__Given problem__: Determine how many lines in the data below contain "annotation" and write only that number.

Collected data
========================================================================
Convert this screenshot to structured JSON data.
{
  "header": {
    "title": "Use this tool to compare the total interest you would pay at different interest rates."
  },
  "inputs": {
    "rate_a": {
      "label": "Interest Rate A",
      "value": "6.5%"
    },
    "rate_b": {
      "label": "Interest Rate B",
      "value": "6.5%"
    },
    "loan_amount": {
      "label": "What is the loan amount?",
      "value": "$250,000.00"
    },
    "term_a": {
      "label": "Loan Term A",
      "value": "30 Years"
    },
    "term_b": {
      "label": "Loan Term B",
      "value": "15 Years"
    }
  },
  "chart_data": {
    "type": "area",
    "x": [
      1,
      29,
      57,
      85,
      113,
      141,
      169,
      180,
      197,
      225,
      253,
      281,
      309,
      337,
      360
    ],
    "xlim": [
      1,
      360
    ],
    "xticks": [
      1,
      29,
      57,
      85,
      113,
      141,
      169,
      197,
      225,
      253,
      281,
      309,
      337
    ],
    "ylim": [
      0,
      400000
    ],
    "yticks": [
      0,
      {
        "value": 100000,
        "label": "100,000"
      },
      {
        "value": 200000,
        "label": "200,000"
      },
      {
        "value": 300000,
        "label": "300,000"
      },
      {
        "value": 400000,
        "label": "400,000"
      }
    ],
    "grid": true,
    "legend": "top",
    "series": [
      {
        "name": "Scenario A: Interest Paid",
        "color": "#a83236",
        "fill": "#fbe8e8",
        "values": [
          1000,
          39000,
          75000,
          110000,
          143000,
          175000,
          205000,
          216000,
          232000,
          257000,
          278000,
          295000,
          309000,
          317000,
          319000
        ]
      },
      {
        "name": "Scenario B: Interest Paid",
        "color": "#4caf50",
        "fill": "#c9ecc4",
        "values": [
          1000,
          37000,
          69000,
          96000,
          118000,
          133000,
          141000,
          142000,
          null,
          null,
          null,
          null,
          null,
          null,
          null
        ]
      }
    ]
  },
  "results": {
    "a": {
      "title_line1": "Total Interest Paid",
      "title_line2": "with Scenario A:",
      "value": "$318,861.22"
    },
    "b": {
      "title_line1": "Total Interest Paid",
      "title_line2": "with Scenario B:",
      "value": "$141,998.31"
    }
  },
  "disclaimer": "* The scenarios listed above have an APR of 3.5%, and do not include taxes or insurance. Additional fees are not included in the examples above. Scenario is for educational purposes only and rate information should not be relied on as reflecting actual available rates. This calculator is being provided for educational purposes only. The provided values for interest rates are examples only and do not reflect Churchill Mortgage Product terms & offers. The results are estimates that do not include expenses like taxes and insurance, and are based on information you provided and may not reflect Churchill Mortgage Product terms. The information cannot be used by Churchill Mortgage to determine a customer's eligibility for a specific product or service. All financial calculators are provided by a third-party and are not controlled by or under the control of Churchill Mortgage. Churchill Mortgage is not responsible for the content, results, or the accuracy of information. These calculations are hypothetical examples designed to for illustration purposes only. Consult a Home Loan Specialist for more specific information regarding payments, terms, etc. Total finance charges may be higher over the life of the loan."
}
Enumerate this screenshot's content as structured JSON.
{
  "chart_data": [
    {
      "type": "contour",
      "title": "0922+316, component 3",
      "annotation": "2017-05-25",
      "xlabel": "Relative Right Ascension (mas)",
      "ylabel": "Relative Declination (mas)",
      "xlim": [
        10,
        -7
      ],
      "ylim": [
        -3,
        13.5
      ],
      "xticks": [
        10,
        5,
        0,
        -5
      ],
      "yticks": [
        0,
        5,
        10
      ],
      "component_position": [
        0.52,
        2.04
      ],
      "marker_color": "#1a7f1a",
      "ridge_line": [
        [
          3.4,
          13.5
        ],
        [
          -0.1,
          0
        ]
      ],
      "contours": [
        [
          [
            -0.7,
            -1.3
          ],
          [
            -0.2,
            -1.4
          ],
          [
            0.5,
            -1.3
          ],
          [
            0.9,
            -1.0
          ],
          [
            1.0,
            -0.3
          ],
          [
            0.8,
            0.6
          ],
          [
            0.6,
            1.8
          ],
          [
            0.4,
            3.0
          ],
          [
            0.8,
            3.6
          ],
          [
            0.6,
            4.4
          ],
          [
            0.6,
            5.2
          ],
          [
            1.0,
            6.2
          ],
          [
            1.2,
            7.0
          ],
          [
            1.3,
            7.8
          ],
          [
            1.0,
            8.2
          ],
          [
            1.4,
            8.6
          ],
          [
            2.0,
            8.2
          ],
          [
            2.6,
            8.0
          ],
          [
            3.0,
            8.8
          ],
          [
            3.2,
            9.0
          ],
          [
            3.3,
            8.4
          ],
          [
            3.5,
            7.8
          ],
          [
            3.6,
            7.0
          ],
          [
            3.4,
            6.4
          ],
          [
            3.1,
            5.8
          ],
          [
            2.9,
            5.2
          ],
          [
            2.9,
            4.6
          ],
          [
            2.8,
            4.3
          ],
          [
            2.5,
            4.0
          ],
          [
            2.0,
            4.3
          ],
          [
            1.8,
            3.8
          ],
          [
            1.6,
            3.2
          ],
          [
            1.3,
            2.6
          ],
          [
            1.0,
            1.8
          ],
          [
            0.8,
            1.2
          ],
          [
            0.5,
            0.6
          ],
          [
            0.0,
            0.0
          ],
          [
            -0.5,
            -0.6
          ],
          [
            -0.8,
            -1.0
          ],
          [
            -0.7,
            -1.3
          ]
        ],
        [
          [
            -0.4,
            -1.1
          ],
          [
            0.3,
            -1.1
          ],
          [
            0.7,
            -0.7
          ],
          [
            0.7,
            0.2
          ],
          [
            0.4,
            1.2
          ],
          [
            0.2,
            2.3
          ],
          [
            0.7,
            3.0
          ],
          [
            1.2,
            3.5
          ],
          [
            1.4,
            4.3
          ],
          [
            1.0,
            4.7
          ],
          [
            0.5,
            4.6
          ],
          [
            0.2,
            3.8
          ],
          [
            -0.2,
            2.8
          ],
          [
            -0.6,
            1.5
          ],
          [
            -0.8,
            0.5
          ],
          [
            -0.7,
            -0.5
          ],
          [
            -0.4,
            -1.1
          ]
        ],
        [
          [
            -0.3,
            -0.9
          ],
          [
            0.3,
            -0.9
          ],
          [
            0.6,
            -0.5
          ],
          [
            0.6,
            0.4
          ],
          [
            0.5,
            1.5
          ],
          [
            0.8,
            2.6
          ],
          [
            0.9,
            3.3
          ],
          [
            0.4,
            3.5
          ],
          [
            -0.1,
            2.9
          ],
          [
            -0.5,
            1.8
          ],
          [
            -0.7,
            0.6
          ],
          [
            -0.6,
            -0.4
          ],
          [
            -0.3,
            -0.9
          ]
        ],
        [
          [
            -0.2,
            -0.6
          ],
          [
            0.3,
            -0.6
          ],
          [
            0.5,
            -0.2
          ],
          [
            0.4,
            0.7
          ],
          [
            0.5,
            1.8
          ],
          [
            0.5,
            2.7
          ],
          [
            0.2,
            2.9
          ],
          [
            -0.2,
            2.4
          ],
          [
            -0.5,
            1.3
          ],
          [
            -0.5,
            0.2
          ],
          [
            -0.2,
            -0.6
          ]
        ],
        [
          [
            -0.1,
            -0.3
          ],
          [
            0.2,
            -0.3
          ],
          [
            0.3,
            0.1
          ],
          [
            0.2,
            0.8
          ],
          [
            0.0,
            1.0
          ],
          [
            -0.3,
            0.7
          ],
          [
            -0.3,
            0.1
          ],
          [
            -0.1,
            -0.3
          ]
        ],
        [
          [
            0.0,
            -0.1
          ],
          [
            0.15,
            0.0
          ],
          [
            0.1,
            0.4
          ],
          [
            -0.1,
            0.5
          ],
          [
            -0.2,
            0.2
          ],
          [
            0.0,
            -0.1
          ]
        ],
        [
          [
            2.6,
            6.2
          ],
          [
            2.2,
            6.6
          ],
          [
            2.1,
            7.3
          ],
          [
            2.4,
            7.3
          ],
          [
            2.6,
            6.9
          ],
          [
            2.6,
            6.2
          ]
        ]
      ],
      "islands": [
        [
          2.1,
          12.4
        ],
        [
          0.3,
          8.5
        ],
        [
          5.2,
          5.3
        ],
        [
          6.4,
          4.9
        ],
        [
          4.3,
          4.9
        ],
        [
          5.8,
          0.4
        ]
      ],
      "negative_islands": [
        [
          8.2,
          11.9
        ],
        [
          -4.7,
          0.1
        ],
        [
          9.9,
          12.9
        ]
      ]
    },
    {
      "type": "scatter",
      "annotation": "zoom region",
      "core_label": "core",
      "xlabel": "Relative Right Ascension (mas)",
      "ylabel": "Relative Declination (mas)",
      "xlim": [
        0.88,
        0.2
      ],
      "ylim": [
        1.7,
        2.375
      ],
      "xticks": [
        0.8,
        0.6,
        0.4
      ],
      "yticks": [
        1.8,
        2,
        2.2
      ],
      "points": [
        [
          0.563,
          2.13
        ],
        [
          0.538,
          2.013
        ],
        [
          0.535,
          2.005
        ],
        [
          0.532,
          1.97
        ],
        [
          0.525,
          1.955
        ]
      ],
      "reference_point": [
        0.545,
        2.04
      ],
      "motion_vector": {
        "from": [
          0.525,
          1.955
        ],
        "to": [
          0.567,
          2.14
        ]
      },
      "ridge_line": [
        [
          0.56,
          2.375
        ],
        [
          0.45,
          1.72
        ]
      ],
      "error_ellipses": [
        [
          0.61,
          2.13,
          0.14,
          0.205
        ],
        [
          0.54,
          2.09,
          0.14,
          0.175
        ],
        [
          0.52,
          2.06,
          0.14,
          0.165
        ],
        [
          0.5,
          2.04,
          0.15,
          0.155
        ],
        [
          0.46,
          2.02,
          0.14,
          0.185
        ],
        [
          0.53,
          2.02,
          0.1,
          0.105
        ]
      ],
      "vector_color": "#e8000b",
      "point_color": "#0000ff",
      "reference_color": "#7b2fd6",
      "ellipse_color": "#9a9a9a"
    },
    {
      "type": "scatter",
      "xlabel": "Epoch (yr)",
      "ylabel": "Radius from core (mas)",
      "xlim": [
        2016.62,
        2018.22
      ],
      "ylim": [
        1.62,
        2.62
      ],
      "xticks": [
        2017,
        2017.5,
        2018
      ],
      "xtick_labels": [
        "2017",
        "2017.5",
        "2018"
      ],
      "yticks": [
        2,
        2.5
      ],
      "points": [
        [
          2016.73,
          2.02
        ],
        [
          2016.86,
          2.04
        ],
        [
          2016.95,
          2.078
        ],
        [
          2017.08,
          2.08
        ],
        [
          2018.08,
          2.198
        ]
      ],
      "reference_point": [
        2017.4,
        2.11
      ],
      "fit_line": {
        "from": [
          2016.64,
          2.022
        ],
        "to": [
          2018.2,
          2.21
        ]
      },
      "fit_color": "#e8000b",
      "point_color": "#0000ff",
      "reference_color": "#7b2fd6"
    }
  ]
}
========================================================================
__Answer to this task__: 2